-- BEGIN --

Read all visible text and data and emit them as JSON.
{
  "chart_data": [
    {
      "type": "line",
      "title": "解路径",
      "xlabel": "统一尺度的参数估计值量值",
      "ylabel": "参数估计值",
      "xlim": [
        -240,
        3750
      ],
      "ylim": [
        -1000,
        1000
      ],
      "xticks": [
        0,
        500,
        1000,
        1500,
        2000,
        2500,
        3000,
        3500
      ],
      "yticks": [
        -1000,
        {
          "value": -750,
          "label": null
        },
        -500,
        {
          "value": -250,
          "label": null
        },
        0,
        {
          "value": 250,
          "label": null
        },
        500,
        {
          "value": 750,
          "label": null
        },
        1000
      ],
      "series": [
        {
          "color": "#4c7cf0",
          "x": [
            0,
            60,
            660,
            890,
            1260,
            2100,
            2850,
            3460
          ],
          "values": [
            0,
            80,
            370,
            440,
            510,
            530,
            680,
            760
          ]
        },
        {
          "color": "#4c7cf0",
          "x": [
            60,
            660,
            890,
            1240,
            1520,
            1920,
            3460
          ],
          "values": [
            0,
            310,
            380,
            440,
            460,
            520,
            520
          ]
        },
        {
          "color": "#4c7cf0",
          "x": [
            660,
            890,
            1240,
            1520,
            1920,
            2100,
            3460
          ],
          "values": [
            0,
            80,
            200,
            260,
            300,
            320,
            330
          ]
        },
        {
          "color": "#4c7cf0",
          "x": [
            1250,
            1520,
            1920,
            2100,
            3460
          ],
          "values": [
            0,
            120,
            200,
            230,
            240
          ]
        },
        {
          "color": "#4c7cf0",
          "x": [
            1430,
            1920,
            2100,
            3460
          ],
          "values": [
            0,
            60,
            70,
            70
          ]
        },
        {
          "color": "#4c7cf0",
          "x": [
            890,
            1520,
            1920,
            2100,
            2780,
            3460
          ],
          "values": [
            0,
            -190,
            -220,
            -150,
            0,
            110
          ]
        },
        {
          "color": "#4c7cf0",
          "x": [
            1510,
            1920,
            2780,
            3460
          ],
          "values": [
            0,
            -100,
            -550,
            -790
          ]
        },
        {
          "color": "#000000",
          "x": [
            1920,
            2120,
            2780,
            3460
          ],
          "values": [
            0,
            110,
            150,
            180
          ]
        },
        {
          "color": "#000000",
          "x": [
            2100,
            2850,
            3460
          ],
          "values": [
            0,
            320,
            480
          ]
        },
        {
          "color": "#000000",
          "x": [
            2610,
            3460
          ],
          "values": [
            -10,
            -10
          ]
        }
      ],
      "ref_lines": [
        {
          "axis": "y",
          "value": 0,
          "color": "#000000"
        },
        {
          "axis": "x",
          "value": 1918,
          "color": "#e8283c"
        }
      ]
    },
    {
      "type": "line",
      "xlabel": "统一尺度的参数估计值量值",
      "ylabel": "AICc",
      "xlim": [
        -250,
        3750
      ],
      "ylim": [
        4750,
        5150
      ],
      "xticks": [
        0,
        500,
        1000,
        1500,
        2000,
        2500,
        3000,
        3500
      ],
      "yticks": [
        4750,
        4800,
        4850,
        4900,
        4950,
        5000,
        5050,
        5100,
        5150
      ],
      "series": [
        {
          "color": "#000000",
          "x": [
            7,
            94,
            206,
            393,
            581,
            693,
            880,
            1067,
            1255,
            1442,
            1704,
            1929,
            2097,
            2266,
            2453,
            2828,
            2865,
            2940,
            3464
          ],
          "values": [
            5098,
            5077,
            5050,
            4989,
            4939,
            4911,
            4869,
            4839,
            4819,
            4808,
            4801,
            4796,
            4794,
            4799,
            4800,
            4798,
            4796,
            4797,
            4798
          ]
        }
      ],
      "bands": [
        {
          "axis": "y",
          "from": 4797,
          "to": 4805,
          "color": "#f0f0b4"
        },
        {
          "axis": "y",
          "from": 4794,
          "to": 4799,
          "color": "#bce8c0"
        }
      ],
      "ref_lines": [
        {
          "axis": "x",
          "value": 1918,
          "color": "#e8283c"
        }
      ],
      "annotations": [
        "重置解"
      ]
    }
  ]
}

-- END --
-- BEGIN --

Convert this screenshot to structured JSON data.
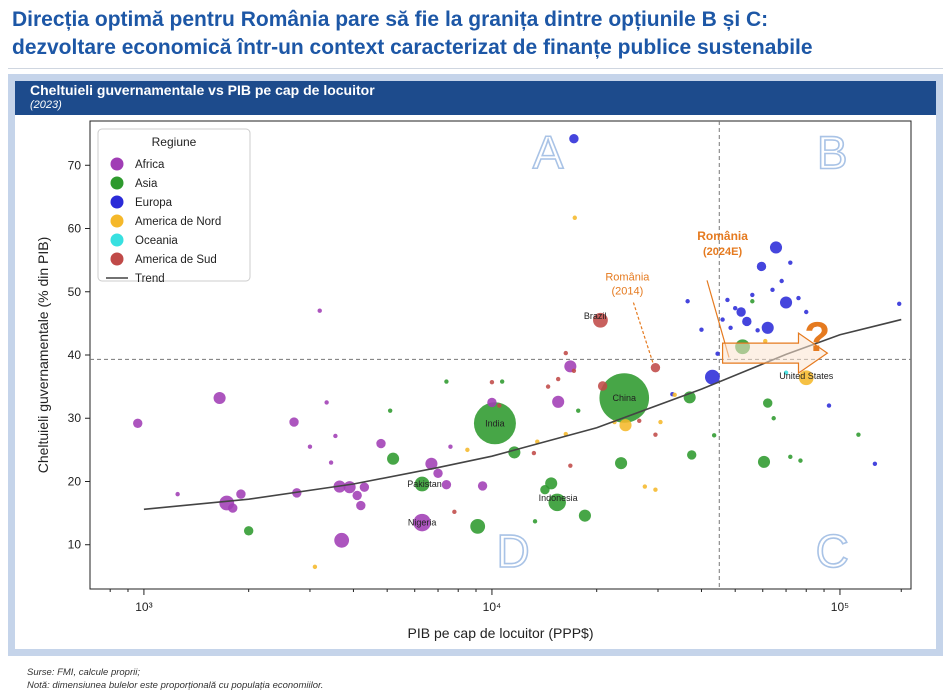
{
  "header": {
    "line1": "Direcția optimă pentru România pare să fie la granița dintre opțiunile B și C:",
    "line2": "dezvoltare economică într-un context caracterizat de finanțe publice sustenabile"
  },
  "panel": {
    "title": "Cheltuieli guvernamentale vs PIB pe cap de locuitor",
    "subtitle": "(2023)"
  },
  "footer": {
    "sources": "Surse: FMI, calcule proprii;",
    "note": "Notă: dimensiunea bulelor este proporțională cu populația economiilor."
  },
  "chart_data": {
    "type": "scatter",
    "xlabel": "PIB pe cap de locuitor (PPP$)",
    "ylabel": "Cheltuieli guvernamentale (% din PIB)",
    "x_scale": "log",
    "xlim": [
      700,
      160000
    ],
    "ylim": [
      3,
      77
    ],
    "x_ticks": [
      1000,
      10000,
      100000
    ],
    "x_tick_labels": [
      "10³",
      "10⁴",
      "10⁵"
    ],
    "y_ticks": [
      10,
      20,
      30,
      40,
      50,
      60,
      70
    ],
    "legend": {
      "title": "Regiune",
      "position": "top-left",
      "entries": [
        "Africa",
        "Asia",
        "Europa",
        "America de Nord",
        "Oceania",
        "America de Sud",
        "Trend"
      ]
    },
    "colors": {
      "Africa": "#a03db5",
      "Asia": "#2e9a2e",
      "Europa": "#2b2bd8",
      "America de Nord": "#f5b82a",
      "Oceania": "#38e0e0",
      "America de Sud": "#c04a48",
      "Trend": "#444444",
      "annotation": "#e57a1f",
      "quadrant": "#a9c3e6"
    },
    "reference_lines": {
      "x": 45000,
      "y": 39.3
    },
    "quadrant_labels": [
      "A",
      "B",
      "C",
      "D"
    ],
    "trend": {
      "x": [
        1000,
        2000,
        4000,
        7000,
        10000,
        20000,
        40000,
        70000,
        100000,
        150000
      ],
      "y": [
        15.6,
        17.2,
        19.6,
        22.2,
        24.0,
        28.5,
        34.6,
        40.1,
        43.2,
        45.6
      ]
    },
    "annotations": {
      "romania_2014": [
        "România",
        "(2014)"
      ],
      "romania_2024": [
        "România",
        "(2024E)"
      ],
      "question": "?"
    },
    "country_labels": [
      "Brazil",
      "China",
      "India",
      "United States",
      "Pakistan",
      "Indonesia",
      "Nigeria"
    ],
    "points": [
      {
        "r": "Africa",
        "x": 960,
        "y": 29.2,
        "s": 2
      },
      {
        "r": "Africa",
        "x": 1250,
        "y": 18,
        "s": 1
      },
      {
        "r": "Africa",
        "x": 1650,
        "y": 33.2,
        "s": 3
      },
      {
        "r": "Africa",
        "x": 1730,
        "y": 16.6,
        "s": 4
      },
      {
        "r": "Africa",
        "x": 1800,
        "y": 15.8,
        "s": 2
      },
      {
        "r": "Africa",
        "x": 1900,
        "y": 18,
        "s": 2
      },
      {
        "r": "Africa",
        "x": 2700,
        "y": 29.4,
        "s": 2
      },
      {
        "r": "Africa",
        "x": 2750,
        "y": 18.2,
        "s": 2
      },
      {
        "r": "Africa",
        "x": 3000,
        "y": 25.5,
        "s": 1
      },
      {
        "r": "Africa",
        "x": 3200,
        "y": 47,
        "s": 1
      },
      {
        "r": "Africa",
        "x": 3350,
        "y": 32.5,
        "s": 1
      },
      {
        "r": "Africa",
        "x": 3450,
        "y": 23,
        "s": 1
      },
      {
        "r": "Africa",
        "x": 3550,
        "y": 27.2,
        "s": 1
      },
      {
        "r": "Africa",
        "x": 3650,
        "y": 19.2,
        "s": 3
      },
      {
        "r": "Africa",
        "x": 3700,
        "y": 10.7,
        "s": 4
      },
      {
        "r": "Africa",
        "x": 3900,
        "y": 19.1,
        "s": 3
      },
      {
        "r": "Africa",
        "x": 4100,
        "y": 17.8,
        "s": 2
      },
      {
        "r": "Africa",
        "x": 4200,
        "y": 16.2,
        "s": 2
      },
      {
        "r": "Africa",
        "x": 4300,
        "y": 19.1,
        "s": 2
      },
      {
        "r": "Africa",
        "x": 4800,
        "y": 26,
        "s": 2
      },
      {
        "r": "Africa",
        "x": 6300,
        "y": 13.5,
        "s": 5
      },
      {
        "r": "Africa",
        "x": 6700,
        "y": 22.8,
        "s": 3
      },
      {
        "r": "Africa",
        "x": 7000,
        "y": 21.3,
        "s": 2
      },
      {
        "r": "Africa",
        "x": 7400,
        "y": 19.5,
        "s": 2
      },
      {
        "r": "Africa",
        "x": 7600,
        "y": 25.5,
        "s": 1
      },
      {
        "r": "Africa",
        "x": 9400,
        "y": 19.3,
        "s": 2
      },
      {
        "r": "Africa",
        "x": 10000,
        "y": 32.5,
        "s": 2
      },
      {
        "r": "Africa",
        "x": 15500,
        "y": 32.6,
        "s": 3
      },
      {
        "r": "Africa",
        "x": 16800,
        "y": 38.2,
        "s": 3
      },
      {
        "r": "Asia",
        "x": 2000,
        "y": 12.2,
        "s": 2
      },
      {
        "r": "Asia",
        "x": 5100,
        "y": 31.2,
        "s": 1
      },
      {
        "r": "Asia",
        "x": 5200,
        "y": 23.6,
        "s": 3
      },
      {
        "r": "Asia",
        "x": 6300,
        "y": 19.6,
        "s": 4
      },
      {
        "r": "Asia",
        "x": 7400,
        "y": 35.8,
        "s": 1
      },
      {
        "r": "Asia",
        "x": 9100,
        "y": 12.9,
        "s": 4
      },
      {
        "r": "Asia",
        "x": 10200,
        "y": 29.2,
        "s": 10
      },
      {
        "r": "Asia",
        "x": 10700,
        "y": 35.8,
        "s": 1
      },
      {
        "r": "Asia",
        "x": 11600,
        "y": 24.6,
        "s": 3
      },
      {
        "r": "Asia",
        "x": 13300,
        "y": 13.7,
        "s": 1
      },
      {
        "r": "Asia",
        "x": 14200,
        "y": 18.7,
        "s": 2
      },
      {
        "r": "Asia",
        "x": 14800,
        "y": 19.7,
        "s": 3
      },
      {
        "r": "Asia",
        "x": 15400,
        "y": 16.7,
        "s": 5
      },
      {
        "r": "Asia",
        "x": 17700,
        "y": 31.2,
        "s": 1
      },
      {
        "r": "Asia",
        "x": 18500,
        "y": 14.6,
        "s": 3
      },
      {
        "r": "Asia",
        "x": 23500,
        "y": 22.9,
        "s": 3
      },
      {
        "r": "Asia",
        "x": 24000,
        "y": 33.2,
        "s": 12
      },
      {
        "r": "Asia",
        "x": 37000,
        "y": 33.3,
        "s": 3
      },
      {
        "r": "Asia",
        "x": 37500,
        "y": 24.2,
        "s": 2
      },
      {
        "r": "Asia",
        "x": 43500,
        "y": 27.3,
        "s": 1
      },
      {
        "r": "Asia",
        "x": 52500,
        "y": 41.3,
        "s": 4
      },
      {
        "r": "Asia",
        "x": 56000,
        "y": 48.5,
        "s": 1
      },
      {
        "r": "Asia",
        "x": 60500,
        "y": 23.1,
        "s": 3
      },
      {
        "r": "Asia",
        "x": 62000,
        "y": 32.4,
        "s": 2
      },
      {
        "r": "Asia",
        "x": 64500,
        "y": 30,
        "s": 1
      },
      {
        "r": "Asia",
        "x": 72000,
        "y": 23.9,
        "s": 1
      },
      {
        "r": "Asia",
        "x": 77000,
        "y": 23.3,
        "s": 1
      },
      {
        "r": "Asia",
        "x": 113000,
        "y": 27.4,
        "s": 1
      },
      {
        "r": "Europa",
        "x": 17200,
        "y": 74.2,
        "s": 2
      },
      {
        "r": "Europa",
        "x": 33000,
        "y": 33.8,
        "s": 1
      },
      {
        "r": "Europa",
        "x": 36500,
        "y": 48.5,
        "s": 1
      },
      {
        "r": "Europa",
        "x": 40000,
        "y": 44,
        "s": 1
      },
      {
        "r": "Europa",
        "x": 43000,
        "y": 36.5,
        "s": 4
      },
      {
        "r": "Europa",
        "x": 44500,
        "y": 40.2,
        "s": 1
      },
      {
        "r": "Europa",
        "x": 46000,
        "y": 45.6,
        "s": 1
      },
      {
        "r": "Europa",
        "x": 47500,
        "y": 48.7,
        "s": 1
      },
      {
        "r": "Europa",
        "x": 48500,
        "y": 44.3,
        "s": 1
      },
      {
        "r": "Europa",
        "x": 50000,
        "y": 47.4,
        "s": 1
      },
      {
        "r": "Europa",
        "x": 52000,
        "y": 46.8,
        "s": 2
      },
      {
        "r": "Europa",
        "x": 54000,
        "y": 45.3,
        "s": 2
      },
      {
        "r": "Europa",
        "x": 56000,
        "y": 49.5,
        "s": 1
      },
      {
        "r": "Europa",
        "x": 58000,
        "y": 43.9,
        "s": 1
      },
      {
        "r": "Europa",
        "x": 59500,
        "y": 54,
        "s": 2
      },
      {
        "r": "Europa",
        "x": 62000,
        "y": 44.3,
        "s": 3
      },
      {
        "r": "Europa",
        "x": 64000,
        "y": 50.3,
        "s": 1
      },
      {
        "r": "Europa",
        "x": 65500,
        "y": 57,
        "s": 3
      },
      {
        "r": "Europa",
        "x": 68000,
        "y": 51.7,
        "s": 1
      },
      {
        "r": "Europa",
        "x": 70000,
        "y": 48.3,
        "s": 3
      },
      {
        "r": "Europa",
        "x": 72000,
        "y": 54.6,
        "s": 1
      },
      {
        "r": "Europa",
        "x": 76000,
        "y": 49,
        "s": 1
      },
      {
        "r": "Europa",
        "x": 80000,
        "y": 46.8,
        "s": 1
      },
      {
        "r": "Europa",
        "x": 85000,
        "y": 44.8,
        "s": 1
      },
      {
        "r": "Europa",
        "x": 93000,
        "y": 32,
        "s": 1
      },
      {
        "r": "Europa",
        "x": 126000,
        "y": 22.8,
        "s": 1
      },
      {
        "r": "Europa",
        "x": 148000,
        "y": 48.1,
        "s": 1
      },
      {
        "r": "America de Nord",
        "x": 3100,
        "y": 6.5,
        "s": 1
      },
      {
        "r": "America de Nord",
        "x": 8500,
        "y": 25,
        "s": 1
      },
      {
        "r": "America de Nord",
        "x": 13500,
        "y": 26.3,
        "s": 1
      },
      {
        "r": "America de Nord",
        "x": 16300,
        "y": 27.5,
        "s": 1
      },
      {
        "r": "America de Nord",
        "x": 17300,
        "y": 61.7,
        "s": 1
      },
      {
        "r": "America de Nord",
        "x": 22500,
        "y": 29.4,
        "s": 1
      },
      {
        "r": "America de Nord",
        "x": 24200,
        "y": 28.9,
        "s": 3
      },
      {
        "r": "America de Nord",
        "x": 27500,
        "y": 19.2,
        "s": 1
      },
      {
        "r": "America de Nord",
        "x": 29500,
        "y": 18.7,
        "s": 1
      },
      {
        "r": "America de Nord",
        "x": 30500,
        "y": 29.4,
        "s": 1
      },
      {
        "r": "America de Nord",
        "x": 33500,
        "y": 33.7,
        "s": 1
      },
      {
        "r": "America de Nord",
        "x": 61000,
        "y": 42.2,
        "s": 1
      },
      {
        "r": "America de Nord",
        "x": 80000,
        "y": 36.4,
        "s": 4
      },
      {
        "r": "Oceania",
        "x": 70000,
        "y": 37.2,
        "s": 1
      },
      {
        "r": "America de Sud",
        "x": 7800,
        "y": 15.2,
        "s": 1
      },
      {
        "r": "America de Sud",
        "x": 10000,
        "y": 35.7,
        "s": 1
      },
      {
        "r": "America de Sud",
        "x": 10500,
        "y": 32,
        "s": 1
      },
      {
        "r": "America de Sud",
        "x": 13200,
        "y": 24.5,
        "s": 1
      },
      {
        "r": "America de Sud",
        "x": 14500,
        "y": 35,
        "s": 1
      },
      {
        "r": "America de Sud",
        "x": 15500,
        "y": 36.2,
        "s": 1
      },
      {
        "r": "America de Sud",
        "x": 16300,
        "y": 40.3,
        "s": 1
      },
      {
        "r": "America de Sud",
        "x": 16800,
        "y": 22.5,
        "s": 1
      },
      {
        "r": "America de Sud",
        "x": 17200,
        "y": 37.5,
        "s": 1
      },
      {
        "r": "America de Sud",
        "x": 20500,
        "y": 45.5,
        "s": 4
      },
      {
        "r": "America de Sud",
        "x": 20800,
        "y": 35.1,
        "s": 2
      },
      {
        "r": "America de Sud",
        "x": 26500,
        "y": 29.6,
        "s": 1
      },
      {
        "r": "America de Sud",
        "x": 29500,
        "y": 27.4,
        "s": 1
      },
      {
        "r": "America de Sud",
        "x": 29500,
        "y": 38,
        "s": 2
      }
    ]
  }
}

-- END --
-- BEGIN --

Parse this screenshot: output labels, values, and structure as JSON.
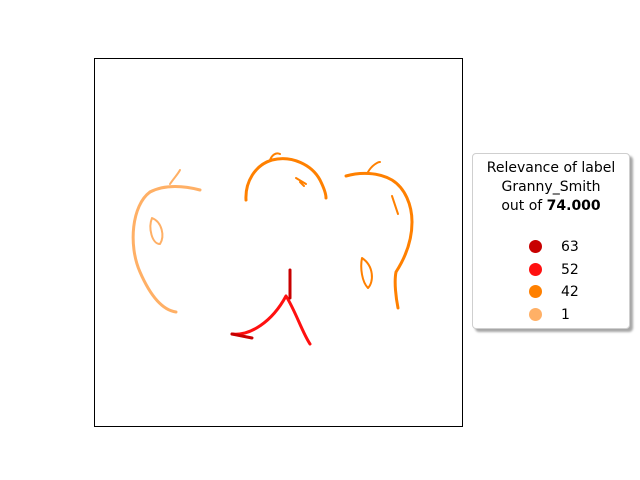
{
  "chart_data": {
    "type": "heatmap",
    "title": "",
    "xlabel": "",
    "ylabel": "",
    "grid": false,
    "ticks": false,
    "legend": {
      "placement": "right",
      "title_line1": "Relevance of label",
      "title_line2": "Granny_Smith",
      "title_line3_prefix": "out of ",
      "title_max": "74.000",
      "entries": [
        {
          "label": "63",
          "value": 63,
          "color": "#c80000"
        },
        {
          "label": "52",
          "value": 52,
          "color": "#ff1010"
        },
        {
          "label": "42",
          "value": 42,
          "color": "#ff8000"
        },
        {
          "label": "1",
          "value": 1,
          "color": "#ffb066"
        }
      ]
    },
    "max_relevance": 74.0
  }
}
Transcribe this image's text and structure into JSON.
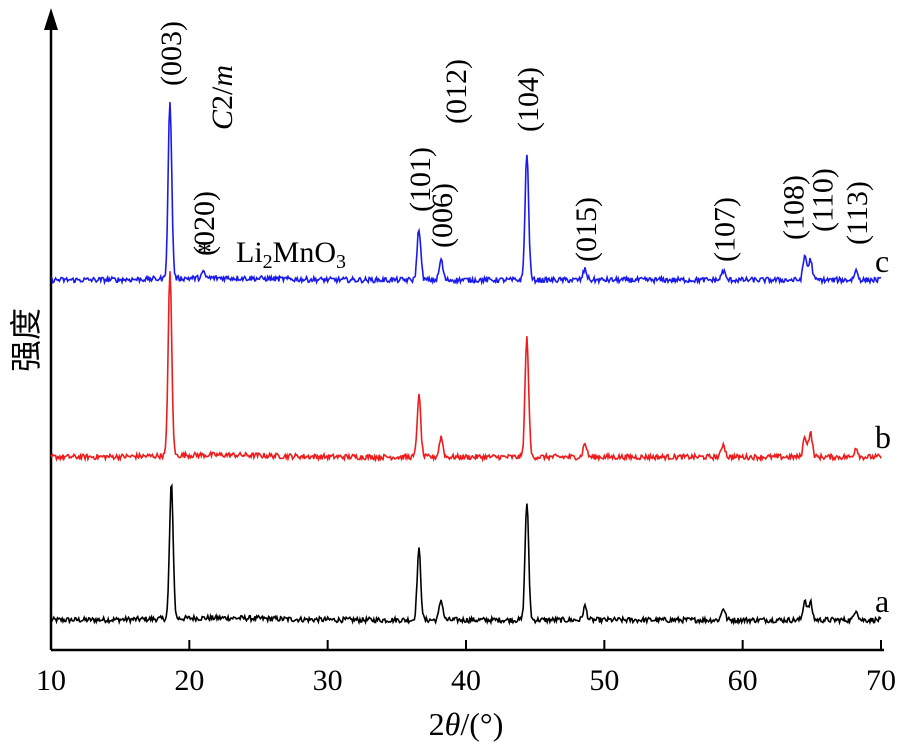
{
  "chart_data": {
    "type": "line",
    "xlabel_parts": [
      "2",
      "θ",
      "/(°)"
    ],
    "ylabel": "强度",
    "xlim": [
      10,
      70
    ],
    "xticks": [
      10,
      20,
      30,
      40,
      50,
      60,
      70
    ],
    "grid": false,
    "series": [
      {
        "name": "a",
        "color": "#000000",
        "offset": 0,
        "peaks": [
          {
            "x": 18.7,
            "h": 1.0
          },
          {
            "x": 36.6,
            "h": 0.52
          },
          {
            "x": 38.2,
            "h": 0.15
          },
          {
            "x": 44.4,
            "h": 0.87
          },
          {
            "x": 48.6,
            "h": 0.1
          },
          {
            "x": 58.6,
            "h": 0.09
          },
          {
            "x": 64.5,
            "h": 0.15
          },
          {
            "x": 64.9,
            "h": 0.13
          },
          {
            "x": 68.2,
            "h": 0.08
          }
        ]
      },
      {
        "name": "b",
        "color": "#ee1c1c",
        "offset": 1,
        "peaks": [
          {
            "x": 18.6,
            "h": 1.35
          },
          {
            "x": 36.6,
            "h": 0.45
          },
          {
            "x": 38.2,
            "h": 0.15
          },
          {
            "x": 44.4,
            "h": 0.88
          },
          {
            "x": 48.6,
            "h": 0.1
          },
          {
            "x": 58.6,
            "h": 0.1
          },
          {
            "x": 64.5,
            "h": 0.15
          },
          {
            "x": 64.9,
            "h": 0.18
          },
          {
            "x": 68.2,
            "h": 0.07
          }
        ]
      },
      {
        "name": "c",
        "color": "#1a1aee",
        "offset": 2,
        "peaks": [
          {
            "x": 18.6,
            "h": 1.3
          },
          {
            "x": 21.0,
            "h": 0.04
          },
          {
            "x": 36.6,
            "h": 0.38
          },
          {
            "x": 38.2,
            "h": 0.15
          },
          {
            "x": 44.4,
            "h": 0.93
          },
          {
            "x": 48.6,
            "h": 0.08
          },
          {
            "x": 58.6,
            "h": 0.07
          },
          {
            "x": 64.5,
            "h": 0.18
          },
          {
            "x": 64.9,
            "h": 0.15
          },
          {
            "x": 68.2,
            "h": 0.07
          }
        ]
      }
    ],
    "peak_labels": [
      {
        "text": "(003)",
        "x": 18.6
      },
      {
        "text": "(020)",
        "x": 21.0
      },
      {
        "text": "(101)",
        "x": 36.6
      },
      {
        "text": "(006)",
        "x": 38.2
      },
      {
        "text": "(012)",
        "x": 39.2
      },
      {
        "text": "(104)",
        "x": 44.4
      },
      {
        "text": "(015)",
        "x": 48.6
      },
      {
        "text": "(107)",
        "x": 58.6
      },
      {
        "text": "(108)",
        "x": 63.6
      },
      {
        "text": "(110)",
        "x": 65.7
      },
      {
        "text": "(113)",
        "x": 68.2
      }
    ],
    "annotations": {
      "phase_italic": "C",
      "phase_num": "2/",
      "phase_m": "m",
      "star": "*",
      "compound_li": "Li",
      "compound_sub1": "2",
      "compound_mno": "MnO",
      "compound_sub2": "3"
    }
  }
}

-- END --

DO THIS:
Of the lines in this listing, report how many contain the string "Cheltuieli", and give the number only.

ANSWER:
2